§ AIM
Exactly how many lines have the word "local"? Answer with the bare number.

§ DATA FOR PROCESSING
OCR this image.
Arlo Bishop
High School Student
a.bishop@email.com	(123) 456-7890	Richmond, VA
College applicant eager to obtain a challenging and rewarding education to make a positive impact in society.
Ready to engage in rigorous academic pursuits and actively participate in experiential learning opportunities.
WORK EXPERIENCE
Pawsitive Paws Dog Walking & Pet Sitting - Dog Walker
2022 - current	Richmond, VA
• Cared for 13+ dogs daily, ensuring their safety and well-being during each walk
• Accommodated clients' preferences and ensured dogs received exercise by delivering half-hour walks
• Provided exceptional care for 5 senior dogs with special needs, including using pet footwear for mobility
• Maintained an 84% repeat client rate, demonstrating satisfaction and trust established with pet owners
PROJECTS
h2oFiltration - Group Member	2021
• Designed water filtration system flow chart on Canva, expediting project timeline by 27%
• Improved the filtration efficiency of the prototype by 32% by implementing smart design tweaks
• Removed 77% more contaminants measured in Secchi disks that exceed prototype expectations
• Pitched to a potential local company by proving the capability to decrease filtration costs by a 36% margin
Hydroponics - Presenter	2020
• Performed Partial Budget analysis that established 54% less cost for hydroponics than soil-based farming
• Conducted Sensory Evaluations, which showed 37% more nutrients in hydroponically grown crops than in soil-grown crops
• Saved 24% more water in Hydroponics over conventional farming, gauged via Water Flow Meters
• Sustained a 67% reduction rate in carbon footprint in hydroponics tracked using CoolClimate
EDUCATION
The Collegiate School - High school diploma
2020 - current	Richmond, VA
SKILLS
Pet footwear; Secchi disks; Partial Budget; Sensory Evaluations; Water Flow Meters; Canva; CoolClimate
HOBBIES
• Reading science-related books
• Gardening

---

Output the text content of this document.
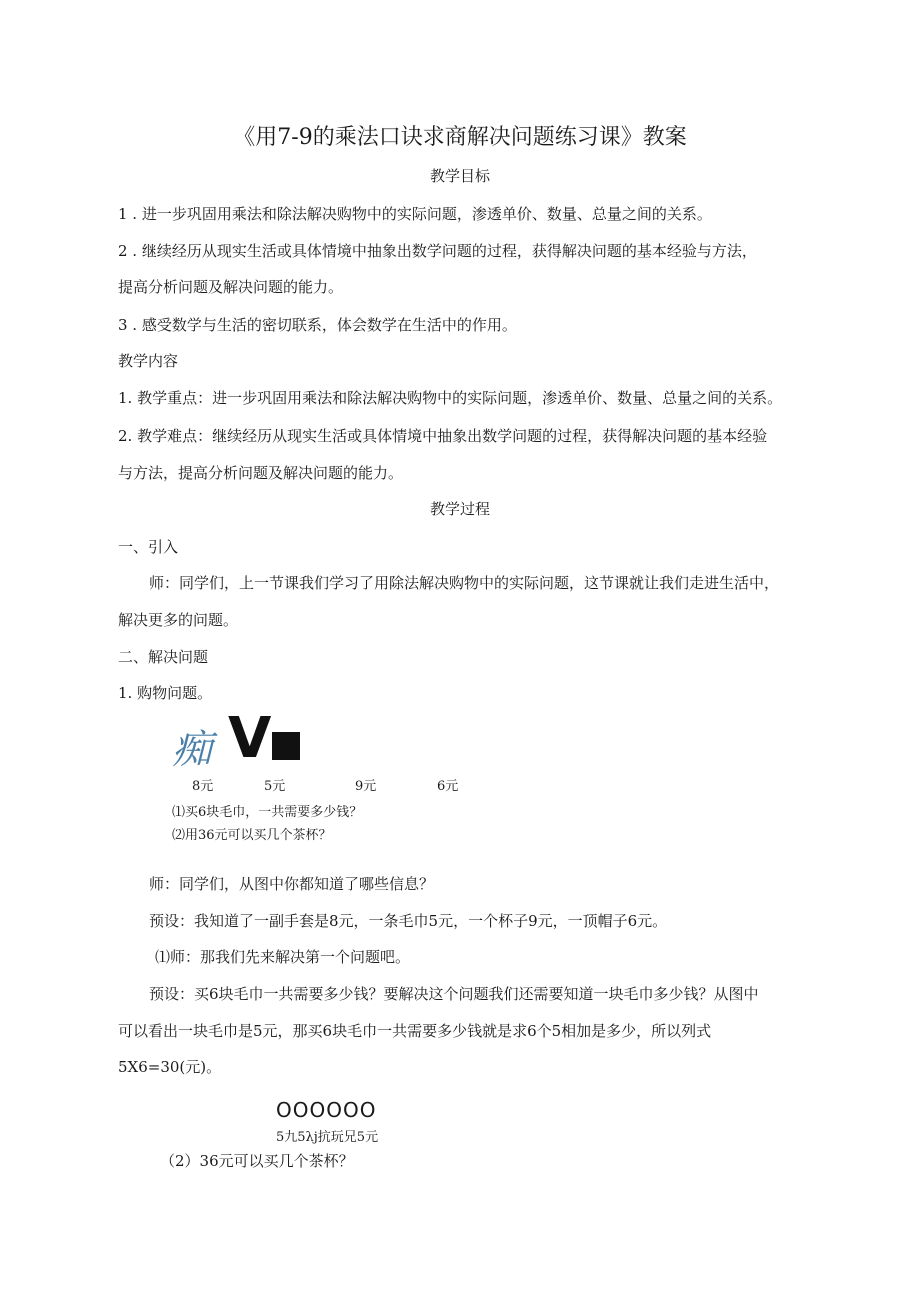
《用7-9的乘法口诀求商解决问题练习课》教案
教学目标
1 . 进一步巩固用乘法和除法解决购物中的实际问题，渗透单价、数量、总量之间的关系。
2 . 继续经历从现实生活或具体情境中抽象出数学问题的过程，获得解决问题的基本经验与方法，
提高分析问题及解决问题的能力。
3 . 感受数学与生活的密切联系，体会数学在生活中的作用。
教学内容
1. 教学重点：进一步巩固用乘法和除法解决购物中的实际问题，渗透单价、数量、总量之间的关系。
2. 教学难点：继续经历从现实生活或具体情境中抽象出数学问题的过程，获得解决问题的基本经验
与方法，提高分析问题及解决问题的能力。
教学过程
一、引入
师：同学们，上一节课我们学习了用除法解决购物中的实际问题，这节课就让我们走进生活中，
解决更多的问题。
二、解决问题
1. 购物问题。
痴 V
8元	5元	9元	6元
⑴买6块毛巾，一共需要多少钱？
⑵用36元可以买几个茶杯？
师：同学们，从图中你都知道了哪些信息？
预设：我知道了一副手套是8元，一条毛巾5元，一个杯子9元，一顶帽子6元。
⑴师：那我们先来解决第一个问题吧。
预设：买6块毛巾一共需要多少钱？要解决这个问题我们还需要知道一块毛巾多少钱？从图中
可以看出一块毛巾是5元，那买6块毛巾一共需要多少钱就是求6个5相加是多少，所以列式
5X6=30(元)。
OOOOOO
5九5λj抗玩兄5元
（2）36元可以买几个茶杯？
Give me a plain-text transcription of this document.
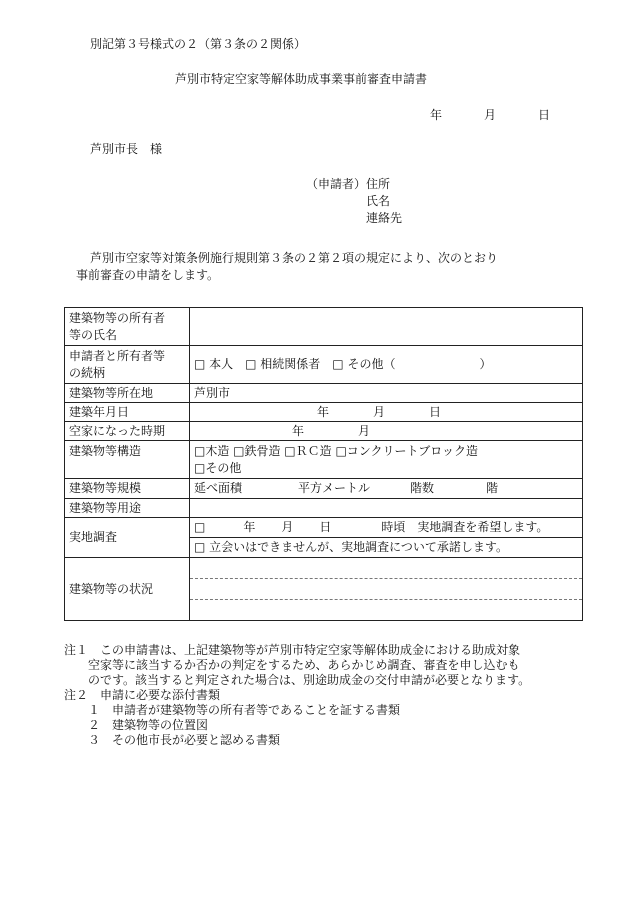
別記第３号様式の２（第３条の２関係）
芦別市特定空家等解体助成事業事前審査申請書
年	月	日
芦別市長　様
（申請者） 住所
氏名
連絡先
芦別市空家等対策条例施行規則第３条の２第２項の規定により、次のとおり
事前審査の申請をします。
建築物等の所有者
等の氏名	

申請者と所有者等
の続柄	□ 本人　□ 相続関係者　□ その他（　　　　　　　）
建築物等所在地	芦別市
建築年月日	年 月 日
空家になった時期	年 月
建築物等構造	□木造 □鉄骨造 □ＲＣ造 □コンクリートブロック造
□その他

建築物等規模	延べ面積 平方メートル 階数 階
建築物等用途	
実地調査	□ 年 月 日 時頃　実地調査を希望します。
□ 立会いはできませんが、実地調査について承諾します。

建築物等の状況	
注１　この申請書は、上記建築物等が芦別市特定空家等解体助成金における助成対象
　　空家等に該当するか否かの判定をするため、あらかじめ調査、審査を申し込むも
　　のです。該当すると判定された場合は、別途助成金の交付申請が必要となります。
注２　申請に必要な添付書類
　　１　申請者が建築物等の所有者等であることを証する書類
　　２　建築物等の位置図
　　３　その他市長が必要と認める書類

...

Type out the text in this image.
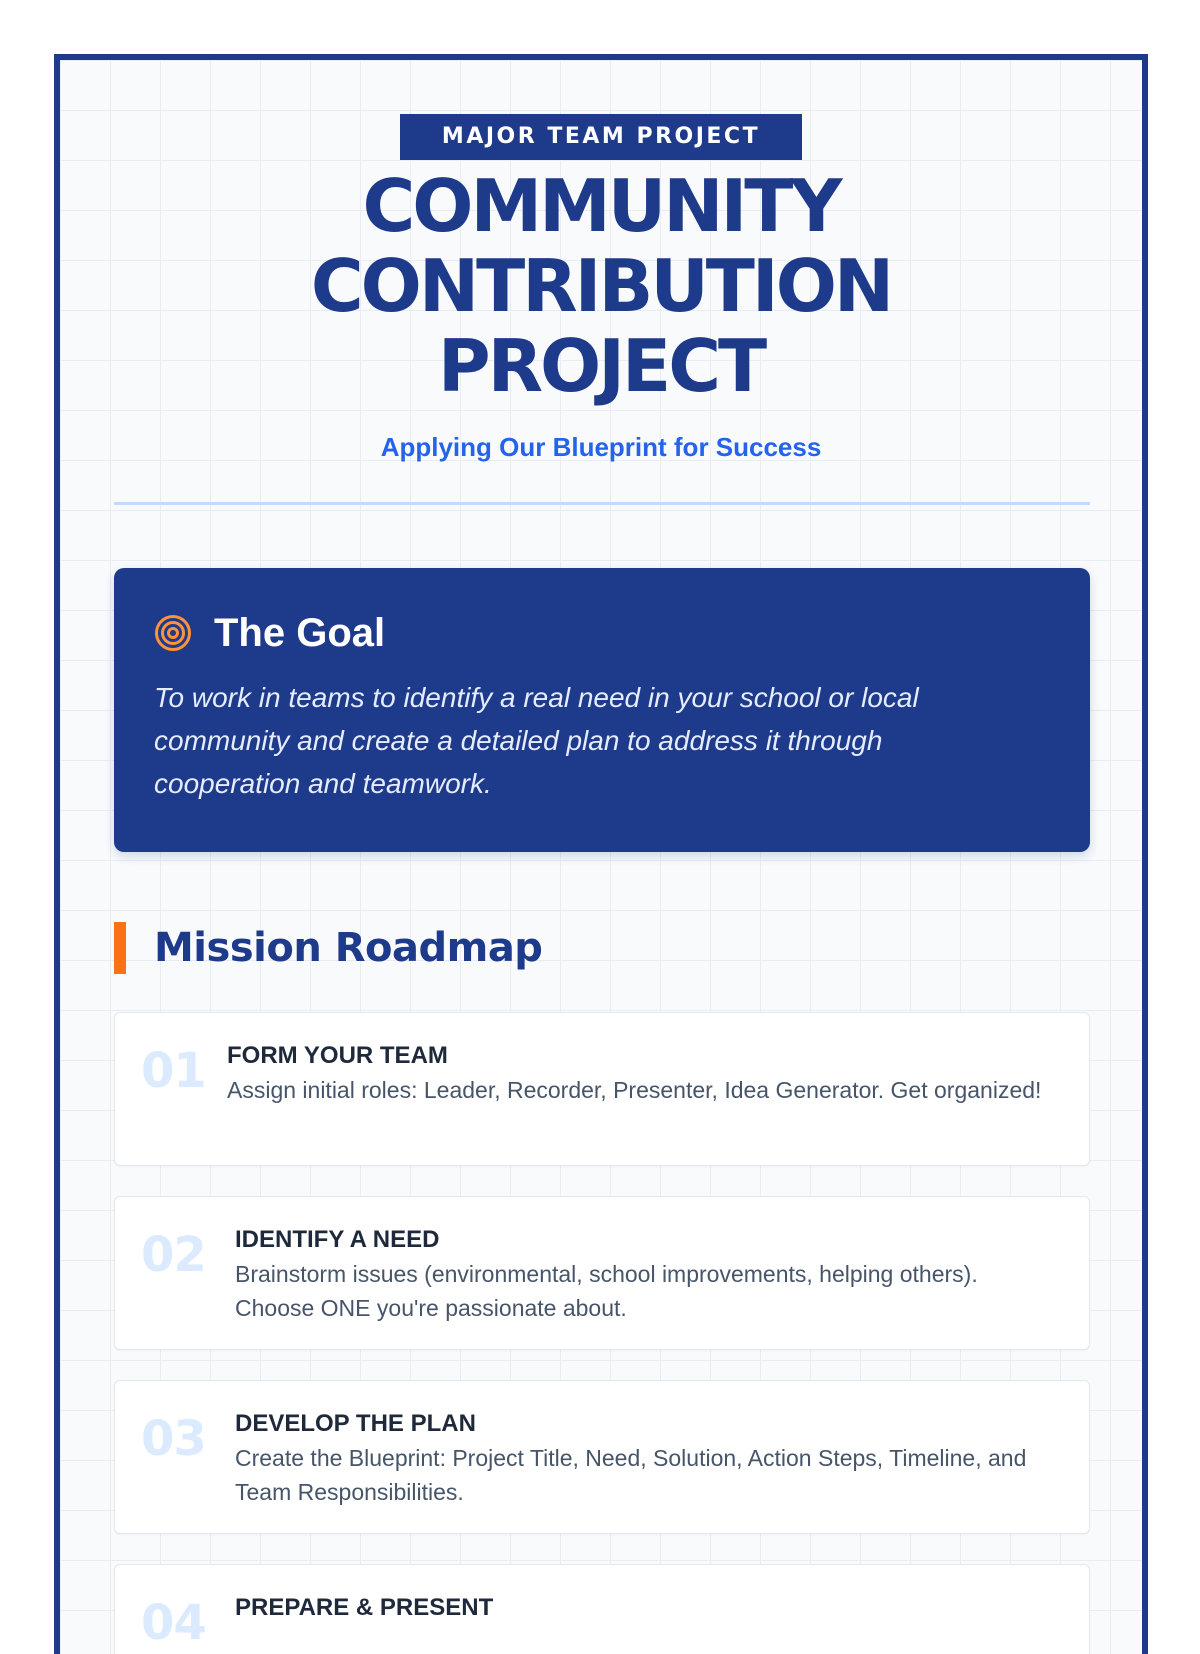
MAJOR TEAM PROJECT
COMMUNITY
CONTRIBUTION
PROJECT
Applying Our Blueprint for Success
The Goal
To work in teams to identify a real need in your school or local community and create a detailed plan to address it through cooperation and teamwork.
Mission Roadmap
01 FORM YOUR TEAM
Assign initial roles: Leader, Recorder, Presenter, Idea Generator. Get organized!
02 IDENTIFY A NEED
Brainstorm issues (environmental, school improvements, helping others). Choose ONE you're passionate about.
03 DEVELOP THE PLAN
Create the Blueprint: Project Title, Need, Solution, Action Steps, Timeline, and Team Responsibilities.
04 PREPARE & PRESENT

§ COMPLETED EXERCISE
2